- Data section:

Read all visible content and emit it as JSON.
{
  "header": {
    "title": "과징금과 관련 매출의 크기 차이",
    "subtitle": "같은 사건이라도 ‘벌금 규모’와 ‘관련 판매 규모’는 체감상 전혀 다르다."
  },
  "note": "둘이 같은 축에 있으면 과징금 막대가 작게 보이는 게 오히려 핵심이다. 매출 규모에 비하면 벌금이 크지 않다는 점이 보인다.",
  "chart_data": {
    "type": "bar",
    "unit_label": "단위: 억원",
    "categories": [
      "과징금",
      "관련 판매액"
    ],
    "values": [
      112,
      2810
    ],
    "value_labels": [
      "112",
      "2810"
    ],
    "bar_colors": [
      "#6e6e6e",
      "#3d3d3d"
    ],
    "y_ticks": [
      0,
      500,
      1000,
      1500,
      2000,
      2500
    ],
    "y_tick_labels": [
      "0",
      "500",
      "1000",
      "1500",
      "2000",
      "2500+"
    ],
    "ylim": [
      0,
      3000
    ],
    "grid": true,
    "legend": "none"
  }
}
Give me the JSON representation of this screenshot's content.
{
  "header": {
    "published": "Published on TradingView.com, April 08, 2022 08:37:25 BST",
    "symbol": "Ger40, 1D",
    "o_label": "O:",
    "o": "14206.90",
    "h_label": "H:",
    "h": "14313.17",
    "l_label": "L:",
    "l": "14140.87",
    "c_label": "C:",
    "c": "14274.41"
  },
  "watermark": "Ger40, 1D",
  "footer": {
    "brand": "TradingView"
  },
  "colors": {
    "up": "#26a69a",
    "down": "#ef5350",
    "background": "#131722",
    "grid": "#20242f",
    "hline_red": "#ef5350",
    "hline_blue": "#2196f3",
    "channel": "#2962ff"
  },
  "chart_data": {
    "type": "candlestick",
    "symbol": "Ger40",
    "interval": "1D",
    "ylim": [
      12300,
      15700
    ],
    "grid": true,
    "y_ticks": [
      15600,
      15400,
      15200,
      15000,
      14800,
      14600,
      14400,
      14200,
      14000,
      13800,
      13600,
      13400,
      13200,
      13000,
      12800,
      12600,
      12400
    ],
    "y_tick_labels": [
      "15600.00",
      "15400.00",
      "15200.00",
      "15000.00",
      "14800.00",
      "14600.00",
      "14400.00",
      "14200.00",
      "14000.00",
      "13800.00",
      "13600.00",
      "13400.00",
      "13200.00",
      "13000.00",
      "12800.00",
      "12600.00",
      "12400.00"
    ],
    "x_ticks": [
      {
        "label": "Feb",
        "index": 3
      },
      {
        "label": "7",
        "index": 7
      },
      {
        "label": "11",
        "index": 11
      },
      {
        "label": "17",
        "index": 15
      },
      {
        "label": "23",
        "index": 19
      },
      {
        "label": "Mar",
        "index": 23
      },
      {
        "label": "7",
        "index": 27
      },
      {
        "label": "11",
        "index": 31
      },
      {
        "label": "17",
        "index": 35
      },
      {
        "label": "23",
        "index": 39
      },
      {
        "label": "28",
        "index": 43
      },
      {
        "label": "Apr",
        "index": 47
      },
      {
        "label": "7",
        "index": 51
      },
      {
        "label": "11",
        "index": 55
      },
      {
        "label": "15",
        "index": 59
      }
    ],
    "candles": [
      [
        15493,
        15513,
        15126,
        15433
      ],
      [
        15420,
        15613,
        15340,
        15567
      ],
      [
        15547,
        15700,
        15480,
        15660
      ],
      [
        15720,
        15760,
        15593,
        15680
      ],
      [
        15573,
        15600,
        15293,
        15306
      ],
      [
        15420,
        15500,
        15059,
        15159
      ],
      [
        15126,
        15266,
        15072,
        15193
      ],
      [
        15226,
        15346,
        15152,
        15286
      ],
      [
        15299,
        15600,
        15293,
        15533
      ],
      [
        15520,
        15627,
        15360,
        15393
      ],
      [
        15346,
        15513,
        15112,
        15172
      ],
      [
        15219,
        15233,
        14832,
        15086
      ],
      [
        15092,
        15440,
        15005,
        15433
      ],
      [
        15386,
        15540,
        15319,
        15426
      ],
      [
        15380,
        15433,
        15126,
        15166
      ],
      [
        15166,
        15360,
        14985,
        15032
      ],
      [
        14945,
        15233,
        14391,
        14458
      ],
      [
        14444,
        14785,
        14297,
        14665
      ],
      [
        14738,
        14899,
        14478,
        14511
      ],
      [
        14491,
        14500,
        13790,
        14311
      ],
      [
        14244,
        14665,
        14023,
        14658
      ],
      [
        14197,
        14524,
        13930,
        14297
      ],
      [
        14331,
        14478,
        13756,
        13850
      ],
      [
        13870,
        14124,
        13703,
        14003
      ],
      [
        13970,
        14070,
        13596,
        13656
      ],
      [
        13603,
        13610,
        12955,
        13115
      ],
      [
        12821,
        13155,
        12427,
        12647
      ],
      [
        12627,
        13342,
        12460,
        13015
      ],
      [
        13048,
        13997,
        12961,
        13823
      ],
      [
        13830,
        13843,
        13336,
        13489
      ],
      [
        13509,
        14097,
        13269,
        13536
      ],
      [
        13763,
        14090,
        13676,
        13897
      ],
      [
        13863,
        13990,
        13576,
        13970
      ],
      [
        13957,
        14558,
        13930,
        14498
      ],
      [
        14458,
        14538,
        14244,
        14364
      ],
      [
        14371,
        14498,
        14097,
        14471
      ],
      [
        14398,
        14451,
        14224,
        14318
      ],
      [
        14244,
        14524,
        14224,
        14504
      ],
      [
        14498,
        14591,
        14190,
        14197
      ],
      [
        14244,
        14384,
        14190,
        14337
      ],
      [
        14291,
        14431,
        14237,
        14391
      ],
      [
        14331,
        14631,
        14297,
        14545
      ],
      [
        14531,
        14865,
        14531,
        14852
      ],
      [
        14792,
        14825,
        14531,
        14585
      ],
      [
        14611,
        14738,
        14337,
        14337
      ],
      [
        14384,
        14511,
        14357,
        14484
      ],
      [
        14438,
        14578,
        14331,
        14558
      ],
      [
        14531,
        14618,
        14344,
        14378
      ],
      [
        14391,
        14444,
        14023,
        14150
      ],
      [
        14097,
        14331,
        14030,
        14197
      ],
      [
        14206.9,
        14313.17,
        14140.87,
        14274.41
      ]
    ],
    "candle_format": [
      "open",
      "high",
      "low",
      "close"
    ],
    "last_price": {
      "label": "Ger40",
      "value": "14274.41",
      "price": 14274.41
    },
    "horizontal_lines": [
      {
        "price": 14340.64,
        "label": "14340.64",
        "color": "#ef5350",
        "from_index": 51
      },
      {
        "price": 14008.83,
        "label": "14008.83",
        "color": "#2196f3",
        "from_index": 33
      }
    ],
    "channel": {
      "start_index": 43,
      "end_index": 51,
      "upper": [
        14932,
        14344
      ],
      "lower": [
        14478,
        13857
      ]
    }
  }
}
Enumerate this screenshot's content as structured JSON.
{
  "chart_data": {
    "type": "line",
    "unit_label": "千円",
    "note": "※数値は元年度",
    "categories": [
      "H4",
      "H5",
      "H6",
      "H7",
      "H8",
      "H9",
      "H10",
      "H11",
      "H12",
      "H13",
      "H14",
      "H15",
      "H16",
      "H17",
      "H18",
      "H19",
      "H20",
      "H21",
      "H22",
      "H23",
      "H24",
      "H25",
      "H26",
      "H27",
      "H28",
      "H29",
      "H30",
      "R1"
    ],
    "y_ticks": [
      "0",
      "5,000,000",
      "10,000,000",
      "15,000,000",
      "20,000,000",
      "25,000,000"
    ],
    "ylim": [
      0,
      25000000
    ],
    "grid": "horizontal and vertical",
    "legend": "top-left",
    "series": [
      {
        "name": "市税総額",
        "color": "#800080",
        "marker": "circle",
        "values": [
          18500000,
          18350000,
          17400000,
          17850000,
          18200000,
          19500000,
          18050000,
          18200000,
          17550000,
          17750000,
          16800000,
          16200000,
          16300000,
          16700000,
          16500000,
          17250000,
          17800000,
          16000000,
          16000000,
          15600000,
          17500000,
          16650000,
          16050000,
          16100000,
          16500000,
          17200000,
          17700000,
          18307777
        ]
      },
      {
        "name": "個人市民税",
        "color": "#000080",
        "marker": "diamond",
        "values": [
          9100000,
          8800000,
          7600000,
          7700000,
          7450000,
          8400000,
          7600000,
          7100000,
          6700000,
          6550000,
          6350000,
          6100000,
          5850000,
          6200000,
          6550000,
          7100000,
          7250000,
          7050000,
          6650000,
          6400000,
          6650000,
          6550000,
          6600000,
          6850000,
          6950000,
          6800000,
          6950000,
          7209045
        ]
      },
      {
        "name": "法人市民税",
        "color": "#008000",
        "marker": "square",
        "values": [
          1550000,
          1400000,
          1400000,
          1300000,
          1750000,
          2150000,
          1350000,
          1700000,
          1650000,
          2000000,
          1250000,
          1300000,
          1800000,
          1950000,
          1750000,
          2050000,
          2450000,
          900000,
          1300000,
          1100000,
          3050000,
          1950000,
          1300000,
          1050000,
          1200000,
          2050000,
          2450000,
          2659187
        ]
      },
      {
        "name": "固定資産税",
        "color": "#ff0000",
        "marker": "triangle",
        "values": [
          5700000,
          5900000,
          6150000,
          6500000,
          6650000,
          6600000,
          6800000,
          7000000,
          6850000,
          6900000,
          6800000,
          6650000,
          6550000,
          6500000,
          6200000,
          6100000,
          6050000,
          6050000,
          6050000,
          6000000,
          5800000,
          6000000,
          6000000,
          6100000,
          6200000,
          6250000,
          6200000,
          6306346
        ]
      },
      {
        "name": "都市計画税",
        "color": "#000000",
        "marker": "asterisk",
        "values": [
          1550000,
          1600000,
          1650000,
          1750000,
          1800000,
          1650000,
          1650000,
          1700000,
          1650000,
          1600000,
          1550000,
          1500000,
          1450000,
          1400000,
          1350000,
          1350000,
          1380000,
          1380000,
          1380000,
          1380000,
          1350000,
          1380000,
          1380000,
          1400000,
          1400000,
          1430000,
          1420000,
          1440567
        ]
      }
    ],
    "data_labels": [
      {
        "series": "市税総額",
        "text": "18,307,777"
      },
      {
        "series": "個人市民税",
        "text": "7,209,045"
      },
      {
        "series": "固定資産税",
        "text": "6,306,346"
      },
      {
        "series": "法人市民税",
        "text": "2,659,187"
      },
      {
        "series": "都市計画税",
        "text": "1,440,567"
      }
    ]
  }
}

- Exercise: Within the listing above, find every line containing the string "text" and return it.

- The completed task:
        "text": "18,307,777"
        "text": "7,209,045"
        "text": "6,306,346"
        "text": "2,659,187"
        "text": "1,440,567"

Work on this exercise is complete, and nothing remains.